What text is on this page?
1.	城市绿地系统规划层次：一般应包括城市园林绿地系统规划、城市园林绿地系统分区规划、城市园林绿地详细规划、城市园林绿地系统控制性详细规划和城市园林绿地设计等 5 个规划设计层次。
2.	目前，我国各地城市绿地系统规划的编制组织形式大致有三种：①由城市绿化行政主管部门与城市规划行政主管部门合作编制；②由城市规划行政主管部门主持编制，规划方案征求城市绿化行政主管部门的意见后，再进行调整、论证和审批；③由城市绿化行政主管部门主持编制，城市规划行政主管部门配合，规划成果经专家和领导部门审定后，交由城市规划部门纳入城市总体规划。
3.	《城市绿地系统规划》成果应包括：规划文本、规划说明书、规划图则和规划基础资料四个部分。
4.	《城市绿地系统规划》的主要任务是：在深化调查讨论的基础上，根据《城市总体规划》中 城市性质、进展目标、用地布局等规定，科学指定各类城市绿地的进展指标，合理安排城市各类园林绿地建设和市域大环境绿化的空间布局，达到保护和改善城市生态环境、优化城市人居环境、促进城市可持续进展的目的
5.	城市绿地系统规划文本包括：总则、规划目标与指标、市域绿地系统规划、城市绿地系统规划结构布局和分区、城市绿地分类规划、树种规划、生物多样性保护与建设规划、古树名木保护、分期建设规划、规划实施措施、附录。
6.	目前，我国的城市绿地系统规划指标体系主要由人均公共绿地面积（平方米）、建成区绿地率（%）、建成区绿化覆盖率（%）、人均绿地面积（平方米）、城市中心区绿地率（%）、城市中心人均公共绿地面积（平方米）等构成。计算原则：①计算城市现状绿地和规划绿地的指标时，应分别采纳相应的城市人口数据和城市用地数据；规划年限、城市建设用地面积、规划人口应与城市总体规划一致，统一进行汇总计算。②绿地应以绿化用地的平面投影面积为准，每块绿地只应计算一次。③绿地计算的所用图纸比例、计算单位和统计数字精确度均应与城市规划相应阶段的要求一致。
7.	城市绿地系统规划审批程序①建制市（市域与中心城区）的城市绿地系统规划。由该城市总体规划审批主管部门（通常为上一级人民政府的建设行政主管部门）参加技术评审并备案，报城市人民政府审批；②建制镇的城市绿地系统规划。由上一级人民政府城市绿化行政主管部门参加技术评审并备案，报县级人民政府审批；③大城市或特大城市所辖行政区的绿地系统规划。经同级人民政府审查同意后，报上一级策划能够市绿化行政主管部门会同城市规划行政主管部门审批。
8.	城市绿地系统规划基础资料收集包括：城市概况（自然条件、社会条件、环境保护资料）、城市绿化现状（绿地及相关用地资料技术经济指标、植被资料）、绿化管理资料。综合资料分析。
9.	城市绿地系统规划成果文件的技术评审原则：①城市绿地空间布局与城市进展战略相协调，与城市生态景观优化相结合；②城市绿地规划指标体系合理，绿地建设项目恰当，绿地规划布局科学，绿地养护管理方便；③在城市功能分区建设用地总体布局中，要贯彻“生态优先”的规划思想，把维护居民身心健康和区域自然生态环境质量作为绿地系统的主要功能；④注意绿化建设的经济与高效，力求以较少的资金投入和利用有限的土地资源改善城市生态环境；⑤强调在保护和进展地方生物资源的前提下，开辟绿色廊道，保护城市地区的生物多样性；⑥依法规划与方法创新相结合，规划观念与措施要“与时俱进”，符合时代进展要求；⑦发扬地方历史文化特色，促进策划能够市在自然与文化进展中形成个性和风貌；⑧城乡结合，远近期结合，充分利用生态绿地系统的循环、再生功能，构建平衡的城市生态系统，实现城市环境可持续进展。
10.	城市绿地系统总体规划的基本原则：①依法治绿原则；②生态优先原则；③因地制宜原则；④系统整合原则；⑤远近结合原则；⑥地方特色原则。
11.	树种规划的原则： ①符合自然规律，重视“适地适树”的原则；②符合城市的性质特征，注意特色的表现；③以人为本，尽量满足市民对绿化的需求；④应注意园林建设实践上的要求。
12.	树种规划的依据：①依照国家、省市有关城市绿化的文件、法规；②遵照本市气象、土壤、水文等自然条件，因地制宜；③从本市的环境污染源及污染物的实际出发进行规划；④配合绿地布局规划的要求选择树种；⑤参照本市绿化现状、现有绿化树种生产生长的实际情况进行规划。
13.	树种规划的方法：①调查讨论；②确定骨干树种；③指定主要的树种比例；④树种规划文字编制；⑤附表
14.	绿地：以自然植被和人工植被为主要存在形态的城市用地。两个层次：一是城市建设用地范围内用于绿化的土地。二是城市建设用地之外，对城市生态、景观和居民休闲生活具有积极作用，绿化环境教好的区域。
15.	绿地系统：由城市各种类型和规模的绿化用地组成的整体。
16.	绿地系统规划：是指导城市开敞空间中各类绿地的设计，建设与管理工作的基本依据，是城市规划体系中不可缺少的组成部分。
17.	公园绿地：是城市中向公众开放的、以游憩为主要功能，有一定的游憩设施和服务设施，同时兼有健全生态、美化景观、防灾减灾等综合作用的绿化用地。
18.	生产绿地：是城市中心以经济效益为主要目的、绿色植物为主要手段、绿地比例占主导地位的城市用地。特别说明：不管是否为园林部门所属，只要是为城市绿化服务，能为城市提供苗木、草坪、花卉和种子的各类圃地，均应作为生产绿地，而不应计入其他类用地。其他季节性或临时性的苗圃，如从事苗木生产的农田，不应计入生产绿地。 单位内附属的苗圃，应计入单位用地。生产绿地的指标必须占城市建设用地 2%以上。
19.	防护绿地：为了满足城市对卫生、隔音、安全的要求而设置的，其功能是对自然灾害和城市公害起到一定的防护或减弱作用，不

--*--

▸ **Work instructions**
Write the entries again, exactly as they stand.

▸ **Result of the task**
What text is on this page?
1.	城市绿地系统规划层次：一般应包括城市园林绿地系统规划、城市园林绿地系统分区规划、城市园林绿地详细规划、城市园林绿地系统控制性详细规划和城市园林绿地设计等 5 个规划设计层次。
2.	目前，我国各地城市绿地系统规划的编制组织形式大致有三种：①由城市绿化行政主管部门与城市规划行政主管部门合作编制；②由城市规划行政主管部门主持编制，规划方案征求城市绿化行政主管部门的意见后，再进行调整、论证和审批；③由城市绿化行政主管部门主持编制，城市规划行政主管部门配合，规划成果经专家和领导部门审定后，交由城市规划部门纳入城市总体规划。
3.	《城市绿地系统规划》成果应包括：规划文本、规划说明书、规划图则和规划基础资料四个部分。
4.	《城市绿地系统规划》的主要任务是：在深化调查讨论的基础上，根据《城市总体规划》中 城市性质、进展目标、用地布局等规定，科学指定各类城市绿地的进展指标，合理安排城市各类园林绿地建设和市域大环境绿化的空间布局，达到保护和改善城市生态环境、优化城市人居环境、促进城市可持续进展的目的
5.	城市绿地系统规划文本包括：总则、规划目标与指标、市域绿地系统规划、城市绿地系统规划结构布局和分区、城市绿地分类规划、树种规划、生物多样性保护与建设规划、古树名木保护、分期建设规划、规划实施措施、附录。
6.	目前，我国的城市绿地系统规划指标体系主要由人均公共绿地面积（平方米）、建成区绿地率（%）、建成区绿化覆盖率（%）、人均绿地面积（平方米）、城市中心区绿地率（%）、城市中心人均公共绿地面积（平方米）等构成。计算原则：①计算城市现状绿地和规划绿地的指标时，应分别采纳相应的城市人口数据和城市用地数据；规划年限、城市建设用地面积、规划人口应与城市总体规划一致，统一进行汇总计算。②绿地应以绿化用地的平面投影面积为准，每块绿地只应计算一次。③绿地计算的所用图纸比例、计算单位和统计数字精确度均应与城市规划相应阶段的要求一致。
7.	城市绿地系统规划审批程序①建制市（市域与中心城区）的城市绿地系统规划。由该城市总体规划审批主管部门（通常为上一级人民政府的建设行政主管部门）参加技术评审并备案，报城市人民政府审批；②建制镇的城市绿地系统规划。由上一级人民政府城市绿化行政主管部门参加技术评审并备案，报县级人民政府审批；③大城市或特大城市所辖行政区的绿地系统规划。经同级人民政府审查同意后，报上一级策划能够市绿化行政主管部门会同城市规划行政主管部门审批。
8.	城市绿地系统规划基础资料收集包括：城市概况（自然条件、社会条件、环境保护资料）、城市绿化现状（绿地及相关用地资料技术经济指标、植被资料）、绿化管理资料。综合资料分析。
9.	城市绿地系统规划成果文件的技术评审原则：①城市绿地空间布局与城市进展战略相协调，与城市生态景观优化相结合；②城市绿地规划指标体系合理，绿地建设项目恰当，绿地规划布局科学，绿地养护管理方便；③在城市功能分区建设用地总体布局中，要贯彻“生态优先”的规划思想，把维护居民身心健康和区域自然生态环境质量作为绿地系统的主要功能；④注意绿化建设的经济与高效，力求以较少的资金投入和利用有限的土地资源改善城市生态环境；⑤强调在保护和进展地方生物资源的前提下，开辟绿色廊道，保护城市地区的生物多样性；⑥依法规划与方法创新相结合，规划观念与措施要“与时俱进”，符合时代进展要求；⑦发扬地方历史文化特色，促进策划能够市在自然与文化进展中形成个性和风貌；⑧城乡结合，远近期结合，充分利用生态绿地系统的循环、再生功能，构建平衡的城市生态系统，实现城市环境可持续进展。
10.	城市绿地系统总体规划的基本原则：①依法治绿原则；②生态优先原则；③因地制宜原则；④系统整合原则；⑤远近结合原则；⑥地方特色原则。
11.	树种规划的原则： ①符合自然规律，重视“适地适树”的原则；②符合城市的性质特征，注意特色的表现；③以人为本，尽量满足市民对绿化的需求；④应注意园林建设实践上的要求。
12.	树种规划的依据：①依照国家、省市有关城市绿化的文件、法规；②遵照本市气象、土壤、水文等自然条件，因地制宜；③从本市的环境污染源及污染物的实际出发进行规划；④配合绿地布局规划的要求选择树种；⑤参照本市绿化现状、现有绿化树种生产生长的实际情况进行规划。
13.	树种规划的方法：①调查讨论；②确定骨干树种；③指定主要的树种比例；④树种规划文字编制；⑤附表
14.	绿地：以自然植被和人工植被为主要存在形态的城市用地。两个层次：一是城市建设用地范围内用于绿化的土地。二是城市建设用地之外，对城市生态、景观和居民休闲生活具有积极作用，绿化环境教好的区域。
15.	绿地系统：由城市各种类型和规模的绿化用地组成的整体。
16.	绿地系统规划：是指导城市开敞空间中各类绿地的设计，建设与管理工作的基本依据，是城市规划体系中不可缺少的组成部分。
17.	公园绿地：是城市中向公众开放的、以游憩为主要功能，有一定的游憩设施和服务设施，同时兼有健全生态、美化景观、防灾减灾等综合作用的绿化用地。
18.	生产绿地：是城市中心以经济效益为主要目的、绿色植物为主要手段、绿地比例占主导地位的城市用地。特别说明：不管是否为园林部门所属，只要是为城市绿化服务，能为城市提供苗木、草坪、花卉和种子的各类圃地，均应作为生产绿地，而不应计入其他类用地。其他季节性或临时性的苗圃，如从事苗木生产的农田，不应计入生产绿地。 单位内附属的苗圃，应计入单位用地。生产绿地的指标必须占城市建设用地 2%以上。
19.	防护绿地：为了满足城市对卫生、隔音、安全的要求而设置的，其功能是对自然灾害和城市公害起到一定的防护或减弱作用，不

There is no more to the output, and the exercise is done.